● **WORK TO DO**
Will you transcribe all the entries word for word, skipping the pictures they hold?
— start MATERIAL FOR THIS EXERCISE —
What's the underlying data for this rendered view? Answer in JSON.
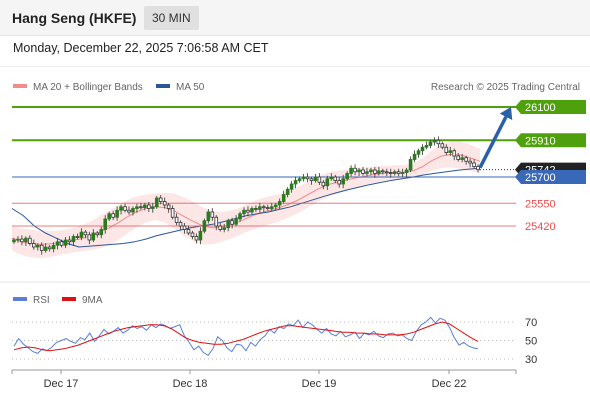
{
  "header": {
    "title": "Hang Seng (HKFE)",
    "interval": "30 MIN"
  },
  "timestamp": "Monday, December 22, 2025 7:06:58 AM CET",
  "credit": "Research © 2025 Trading Central",
  "colors": {
    "bollinger": "#f28b8b",
    "ma50": "#2b5797",
    "resistance": "#4ea10c",
    "support": "#ea4c4c",
    "pivot": "#3a68b8",
    "arrow": "#2b5fa8",
    "rsi": "#5b7fd6",
    "rsi_ma": "#dd1111",
    "candle": "#2a7a1f",
    "price_tag": "#222222"
  },
  "chart_data": [
    {
      "type": "candlestick",
      "legend": [
        {
          "label": "MA 20 + Bollinger Bands",
          "color": "#f28b8b"
        },
        {
          "label": "MA 50",
          "color": "#2b5797"
        }
      ],
      "x_labels": [
        "Dec 17",
        "Dec 18",
        "Dec 19",
        "Dec 22"
      ],
      "levels": [
        {
          "value": 26100,
          "label": "26100",
          "kind": "resistance"
        },
        {
          "value": 25910,
          "label": "25910",
          "kind": "resistance"
        },
        {
          "value": 25700,
          "label": "25700",
          "kind": "pivot"
        },
        {
          "value": 25550,
          "label": "25550",
          "kind": "support"
        },
        {
          "value": 25420,
          "label": "25420",
          "kind": "support"
        }
      ],
      "last_price": {
        "value": 25742,
        "label": "25742"
      },
      "forecast_arrow": {
        "from": 25742,
        "to": 26100
      },
      "closes": [
        25340,
        25345,
        25330,
        25350,
        25320,
        25300,
        25310,
        25280,
        25300,
        25290,
        25310,
        25330,
        25310,
        25340,
        25330,
        25360,
        25355,
        25385,
        25370,
        25340,
        25380,
        25370,
        25400,
        25460,
        25490,
        25470,
        25510,
        25530,
        25510,
        25500,
        25520,
        25530,
        25525,
        25540,
        25520,
        25530,
        25580,
        25560,
        25540,
        25520,
        25470,
        25440,
        25420,
        25400,
        25380,
        25360,
        25340,
        25390,
        25450,
        25500,
        25470,
        25420,
        25400,
        25410,
        25450,
        25430,
        25460,
        25490,
        25510,
        25500,
        25520,
        25515,
        25530,
        25525,
        25520,
        25530,
        25540,
        25560,
        25600,
        25630,
        25660,
        25680,
        25690,
        25700,
        25690,
        25680,
        25700,
        25670,
        25650,
        25690,
        25700,
        25680,
        25660,
        25690,
        25720,
        25750,
        25730,
        25740,
        25720,
        25730,
        25740,
        25720,
        25735,
        25730,
        25725,
        25720,
        25730,
        25720,
        25725,
        25740,
        25800,
        25830,
        25850,
        25870,
        25880,
        25900,
        25910,
        25890,
        25870,
        25840,
        25850,
        25820,
        25800,
        25810,
        25790,
        25780,
        25760,
        25742
      ],
      "ma50": [
        25520,
        25480,
        25420,
        25380,
        25350,
        25320,
        25300,
        25305,
        25310,
        25315,
        25320,
        25330,
        25345,
        25365,
        25380,
        25395,
        25410,
        25420,
        25430,
        25445,
        25462,
        25478,
        25490,
        25500,
        25515,
        25530,
        25550,
        25570,
        25590,
        25608,
        25625,
        25640,
        25655,
        25668,
        25680,
        25690,
        25700,
        25712,
        25722,
        25730,
        25738,
        25745,
        25750
      ],
      "ma20": [
        25350,
        25330,
        25320,
        25315,
        25318,
        25325,
        25335,
        25345,
        25360,
        25380,
        25405,
        25435,
        25470,
        25500,
        25520,
        25530,
        25525,
        25505,
        25475,
        25445,
        25420,
        25410,
        25415,
        25430,
        25450,
        25475,
        25495,
        25510,
        25525,
        25545,
        25570,
        25600,
        25630,
        25655,
        25670,
        25682,
        25695,
        25705,
        25715,
        25722,
        25726,
        25728,
        25735,
        25760,
        25795,
        25820,
        25830,
        25825,
        25810,
        25790
      ],
      "bb_width": [
        70,
        75,
        80,
        78,
        75,
        70,
        68,
        72,
        80,
        90,
        98,
        100,
        95,
        88,
        80,
        75,
        85,
        100,
        110,
        112,
        105,
        95,
        85,
        80,
        78,
        80,
        82,
        80,
        78,
        76,
        75,
        74,
        72,
        70,
        66,
        60,
        55,
        50,
        46,
        42,
        40,
        40,
        42,
        48,
        58,
        68,
        75,
        78,
        74,
        70
      ]
    },
    {
      "type": "line",
      "legend": [
        {
          "label": "RSI",
          "color": "#5b7fd6"
        },
        {
          "label": "9MA",
          "color": "#dd1111"
        }
      ],
      "y_ticks": [
        70,
        50,
        30
      ],
      "ylim": [
        20,
        80
      ],
      "series": [
        {
          "name": "RSI",
          "values": [
            44,
            52,
            46,
            42,
            38,
            36,
            41,
            39,
            43,
            48,
            50,
            52,
            49,
            47,
            53,
            51,
            58,
            49,
            55,
            62,
            57,
            60,
            64,
            58,
            61,
            66,
            63,
            65,
            61,
            67,
            64,
            68,
            66,
            63,
            65,
            67,
            55,
            48,
            40,
            44,
            37,
            34,
            41,
            54,
            50,
            42,
            38,
            46,
            45,
            39,
            48,
            44,
            51,
            55,
            62,
            58,
            65,
            63,
            68,
            66,
            72,
            64,
            70,
            67,
            62,
            58,
            63,
            57,
            55,
            60,
            54,
            56,
            59,
            52,
            58,
            56,
            60,
            55,
            53,
            57,
            58,
            55,
            56,
            52,
            50,
            60,
            67,
            70,
            75,
            69,
            74,
            72,
            64,
            53,
            45,
            48,
            44,
            42,
            41
          ]
        },
        {
          "name": "9MA",
          "values": [
            40,
            42,
            43,
            42,
            40,
            39,
            40,
            41,
            43,
            45,
            48,
            51,
            54,
            57,
            60,
            62,
            64,
            65,
            66,
            67,
            67,
            66,
            63,
            58,
            53,
            50,
            48,
            47,
            46,
            46,
            47,
            49,
            51,
            54,
            57,
            60,
            62,
            64,
            66,
            66,
            65,
            64,
            63,
            62,
            61,
            60,
            59,
            59,
            58,
            58,
            57,
            57,
            56,
            56,
            56,
            57,
            59,
            62,
            65,
            68,
            70,
            68,
            63,
            58,
            53,
            49
          ]
        }
      ]
    }
  ]
}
— end MATERIAL FOR THIS EXERCISE —
● **TASK ANSWER**
What's the underlying data for this rendered view? Answer in JSON.
{
  "header": {
    "title": "Hang Seng (HKFE)",
    "interval": "30 MIN"
  },
  "timestamp": "Monday, December 22, 2025 7:06:58 AM CET",
  "credit": "Research © 2025 Trading Central",
  "colors": {
    "bollinger": "#f28b8b",
    "ma50": "#2b5797",
    "resistance": "#4ea10c",
    "support": "#ea4c4c",
    "pivot": "#3a68b8",
    "arrow": "#2b5fa8",
    "rsi": "#5b7fd6",
    "rsi_ma": "#dd1111",
    "candle": "#2a7a1f",
    "price_tag": "#222222"
  },
  "chart_data": [
    {
      "type": "candlestick",
      "legend": [
        {
          "label": "MA 20 + Bollinger Bands",
          "color": "#f28b8b"
        },
        {
          "label": "MA 50",
          "color": "#2b5797"
        }
      ],
      "x_labels": [
        "Dec 17",
        "Dec 18",
        "Dec 19",
        "Dec 22"
      ],
      "levels": [
        {
          "value": 26100,
          "label": "26100",
          "kind": "resistance"
        },
        {
          "value": 25910,
          "label": "25910",
          "kind": "resistance"
        },
        {
          "value": 25700,
          "label": "25700",
          "kind": "pivot"
        },
        {
          "value": 25550,
          "label": "25550",
          "kind": "support"
        },
        {
          "value": 25420,
          "label": "25420",
          "kind": "support"
        }
      ],
      "last_price": {
        "value": 25742,
        "label": "25742"
      },
      "forecast_arrow": {
        "from": 25742,
        "to": 26100
      },
      "closes": [
        25340,
        25345,
        25330,
        25350,
        25320,
        25300,
        25310,
        25280,
        25300,
        25290,
        25310,
        25330,
        25310,
        25340,
        25330,
        25360,
        25355,
        25385,
        25370,
        25340,
        25380,
        25370,
        25400,
        25460,
        25490,
        25470,
        25510,
        25530,
        25510,
        25500,
        25520,
        25530,
        25525,
        25540,
        25520,
        25530,
        25580,
        25560,
        25540,
        25520,
        25470,
        25440,
        25420,
        25400,
        25380,
        25360,
        25340,
        25390,
        25450,
        25500,
        25470,
        25420,
        25400,
        25410,
        25450,
        25430,
        25460,
        25490,
        25510,
        25500,
        25520,
        25515,
        25530,
        25525,
        25520,
        25530,
        25540,
        25560,
        25600,
        25630,
        25660,
        25680,
        25690,
        25700,
        25690,
        25680,
        25700,
        25670,
        25650,
        25690,
        25700,
        25680,
        25660,
        25690,
        25720,
        25750,
        25730,
        25740,
        25720,
        25730,
        25740,
        25720,
        25735,
        25730,
        25725,
        25720,
        25730,
        25720,
        25725,
        25740,
        25800,
        25830,
        25850,
        25870,
        25880,
        25900,
        25910,
        25890,
        25870,
        25840,
        25850,
        25820,
        25800,
        25810,
        25790,
        25780,
        25760,
        25742
      ],
      "ma50": [
        25520,
        25480,
        25420,
        25380,
        25350,
        25320,
        25300,
        25305,
        25310,
        25315,
        25320,
        25330,
        25345,
        25365,
        25380,
        25395,
        25410,
        25420,
        25430,
        25445,
        25462,
        25478,
        25490,
        25500,
        25515,
        25530,
        25550,
        25570,
        25590,
        25608,
        25625,
        25640,
        25655,
        25668,
        25680,
        25690,
        25700,
        25712,
        25722,
        25730,
        25738,
        25745,
        25750
      ],
      "ma20": [
        25350,
        25330,
        25320,
        25315,
        25318,
        25325,
        25335,
        25345,
        25360,
        25380,
        25405,
        25435,
        25470,
        25500,
        25520,
        25530,
        25525,
        25505,
        25475,
        25445,
        25420,
        25410,
        25415,
        25430,
        25450,
        25475,
        25495,
        25510,
        25525,
        25545,
        25570,
        25600,
        25630,
        25655,
        25670,
        25682,
        25695,
        25705,
        25715,
        25722,
        25726,
        25728,
        25735,
        25760,
        25795,
        25820,
        25830,
        25825,
        25810,
        25790
      ],
      "bb_width": [
        70,
        75,
        80,
        78,
        75,
        70,
        68,
        72,
        80,
        90,
        98,
        100,
        95,
        88,
        80,
        75,
        85,
        100,
        110,
        112,
        105,
        95,
        85,
        80,
        78,
        80,
        82,
        80,
        78,
        76,
        75,
        74,
        72,
        70,
        66,
        60,
        55,
        50,
        46,
        42,
        40,
        40,
        42,
        48,
        58,
        68,
        75,
        78,
        74,
        70
      ]
    },
    {
      "type": "line",
      "legend": [
        {
          "label": "RSI",
          "color": "#5b7fd6"
        },
        {
          "label": "9MA",
          "color": "#dd1111"
        }
      ],
      "y_ticks": [
        70,
        50,
        30
      ],
      "ylim": [
        20,
        80
      ],
      "series": [
        {
          "name": "RSI",
          "values": [
            44,
            52,
            46,
            42,
            38,
            36,
            41,
            39,
            43,
            48,
            50,
            52,
            49,
            47,
            53,
            51,
            58,
            49,
            55,
            62,
            57,
            60,
            64,
            58,
            61,
            66,
            63,
            65,
            61,
            67,
            64,
            68,
            66,
            63,
            65,
            67,
            55,
            48,
            40,
            44,
            37,
            34,
            41,
            54,
            50,
            42,
            38,
            46,
            45,
            39,
            48,
            44,
            51,
            55,
            62,
            58,
            65,
            63,
            68,
            66,
            72,
            64,
            70,
            67,
            62,
            58,
            63,
            57,
            55,
            60,
            54,
            56,
            59,
            52,
            58,
            56,
            60,
            55,
            53,
            57,
            58,
            55,
            56,
            52,
            50,
            60,
            67,
            70,
            75,
            69,
            74,
            72,
            64,
            53,
            45,
            48,
            44,
            42,
            41
          ]
        },
        {
          "name": "9MA",
          "values": [
            40,
            42,
            43,
            42,
            40,
            39,
            40,
            41,
            43,
            45,
            48,
            51,
            54,
            57,
            60,
            62,
            64,
            65,
            66,
            67,
            67,
            66,
            63,
            58,
            53,
            50,
            48,
            47,
            46,
            46,
            47,
            49,
            51,
            54,
            57,
            60,
            62,
            64,
            66,
            66,
            65,
            64,
            63,
            62,
            61,
            60,
            59,
            59,
            58,
            58,
            57,
            57,
            56,
            56,
            56,
            57,
            59,
            62,
            65,
            68,
            70,
            68,
            63,
            58,
            53,
            49
          ]
        }
      ]
    }
  ]
}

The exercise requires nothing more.